## PROBLEM TO WORK ON
Reproduce all of the data exactly.
=====
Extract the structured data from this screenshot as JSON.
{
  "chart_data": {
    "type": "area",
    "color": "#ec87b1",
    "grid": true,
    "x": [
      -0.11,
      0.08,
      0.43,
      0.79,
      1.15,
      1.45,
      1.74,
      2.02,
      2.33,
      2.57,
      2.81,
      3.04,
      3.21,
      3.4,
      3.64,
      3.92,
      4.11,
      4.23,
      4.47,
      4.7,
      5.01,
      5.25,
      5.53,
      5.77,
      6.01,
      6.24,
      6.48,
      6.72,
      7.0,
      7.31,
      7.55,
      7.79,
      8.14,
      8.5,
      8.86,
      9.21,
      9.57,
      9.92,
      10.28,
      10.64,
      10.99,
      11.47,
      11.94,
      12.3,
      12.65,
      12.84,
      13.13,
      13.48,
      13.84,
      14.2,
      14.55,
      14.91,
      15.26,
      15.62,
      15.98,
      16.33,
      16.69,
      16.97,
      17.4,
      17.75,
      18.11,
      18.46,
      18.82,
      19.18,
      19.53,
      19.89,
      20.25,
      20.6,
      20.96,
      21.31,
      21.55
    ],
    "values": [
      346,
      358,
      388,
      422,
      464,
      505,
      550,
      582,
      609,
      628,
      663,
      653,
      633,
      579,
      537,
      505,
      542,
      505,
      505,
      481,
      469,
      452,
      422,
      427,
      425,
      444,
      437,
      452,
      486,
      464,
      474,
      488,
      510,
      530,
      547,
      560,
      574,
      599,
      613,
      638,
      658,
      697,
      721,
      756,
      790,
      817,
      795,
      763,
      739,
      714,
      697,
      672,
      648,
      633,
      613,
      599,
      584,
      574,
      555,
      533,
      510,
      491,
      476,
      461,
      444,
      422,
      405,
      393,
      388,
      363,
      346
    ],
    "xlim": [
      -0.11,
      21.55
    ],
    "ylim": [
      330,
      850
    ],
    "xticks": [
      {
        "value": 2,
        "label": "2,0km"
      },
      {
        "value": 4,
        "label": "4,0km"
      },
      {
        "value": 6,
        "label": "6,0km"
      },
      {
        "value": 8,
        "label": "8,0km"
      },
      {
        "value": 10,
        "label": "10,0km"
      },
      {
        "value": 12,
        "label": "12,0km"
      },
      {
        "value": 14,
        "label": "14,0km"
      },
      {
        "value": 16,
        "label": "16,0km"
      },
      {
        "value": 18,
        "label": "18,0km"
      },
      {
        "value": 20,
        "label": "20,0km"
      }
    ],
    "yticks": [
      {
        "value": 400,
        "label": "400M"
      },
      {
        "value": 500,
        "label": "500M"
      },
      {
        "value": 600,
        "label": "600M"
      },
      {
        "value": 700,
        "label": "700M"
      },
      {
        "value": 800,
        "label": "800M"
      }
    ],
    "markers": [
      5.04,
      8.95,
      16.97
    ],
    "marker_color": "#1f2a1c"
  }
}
=====
## TASK OUTPUT
Extract the structured data from this screenshot as JSON.
{
  "chart_data": {
    "type": "area",
    "color": "#ec87b1",
    "grid": true,
    "x": [
      -0.11,
      0.08,
      0.43,
      0.79,
      1.15,
      1.45,
      1.74,
      2.02,
      2.33,
      2.57,
      2.81,
      3.04,
      3.21,
      3.4,
      3.64,
      3.92,
      4.11,
      4.23,
      4.47,
      4.7,
      5.01,
      5.25,
      5.53,
      5.77,
      6.01,
      6.24,
      6.48,
      6.72,
      7.0,
      7.31,
      7.55,
      7.79,
      8.14,
      8.5,
      8.86,
      9.21,
      9.57,
      9.92,
      10.28,
      10.64,
      10.99,
      11.47,
      11.94,
      12.3,
      12.65,
      12.84,
      13.13,
      13.48,
      13.84,
      14.2,
      14.55,
      14.91,
      15.26,
      15.62,
      15.98,
      16.33,
      16.69,
      16.97,
      17.4,
      17.75,
      18.11,
      18.46,
      18.82,
      19.18,
      19.53,
      19.89,
      20.25,
      20.6,
      20.96,
      21.31,
      21.55
    ],
    "values": [
      346,
      358,
      388,
      422,
      464,
      505,
      550,
      582,
      609,
      628,
      663,
      653,
      633,
      579,
      537,
      505,
      542,
      505,
      505,
      481,
      469,
      452,
      422,
      427,
      425,
      444,
      437,
      452,
      486,
      464,
      474,
      488,
      510,
      530,
      547,
      560,
      574,
      599,
      613,
      638,
      658,
      697,
      721,
      756,
      790,
      817,
      795,
      763,
      739,
      714,
      697,
      672,
      648,
      633,
      613,
      599,
      584,
      574,
      555,
      533,
      510,
      491,
      476,
      461,
      444,
      422,
      405,
      393,
      388,
      363,
      346
    ],
    "xlim": [
      -0.11,
      21.55
    ],
    "ylim": [
      330,
      850
    ],
    "xticks": [
      {
        "value": 2,
        "label": "2,0km"
      },
      {
        "value": 4,
        "label": "4,0km"
      },
      {
        "value": 6,
        "label": "6,0km"
      },
      {
        "value": 8,
        "label": "8,0km"
      },
      {
        "value": 10,
        "label": "10,0km"
      },
      {
        "value": 12,
        "label": "12,0km"
      },
      {
        "value": 14,
        "label": "14,0km"
      },
      {
        "value": 16,
        "label": "16,0km"
      },
      {
        "value": 18,
        "label": "18,0km"
      },
      {
        "value": 20,
        "label": "20,0km"
      }
    ],
    "yticks": [
      {
        "value": 400,
        "label": "400M"
      },
      {
        "value": 500,
        "label": "500M"
      },
      {
        "value": 600,
        "label": "600M"
      },
      {
        "value": 700,
        "label": "700M"
      },
      {
        "value": 800,
        "label": "800M"
      }
    ],
    "markers": [
      5.04,
      8.95,
      16.97
    ],
    "marker_color": "#1f2a1c"
  }
}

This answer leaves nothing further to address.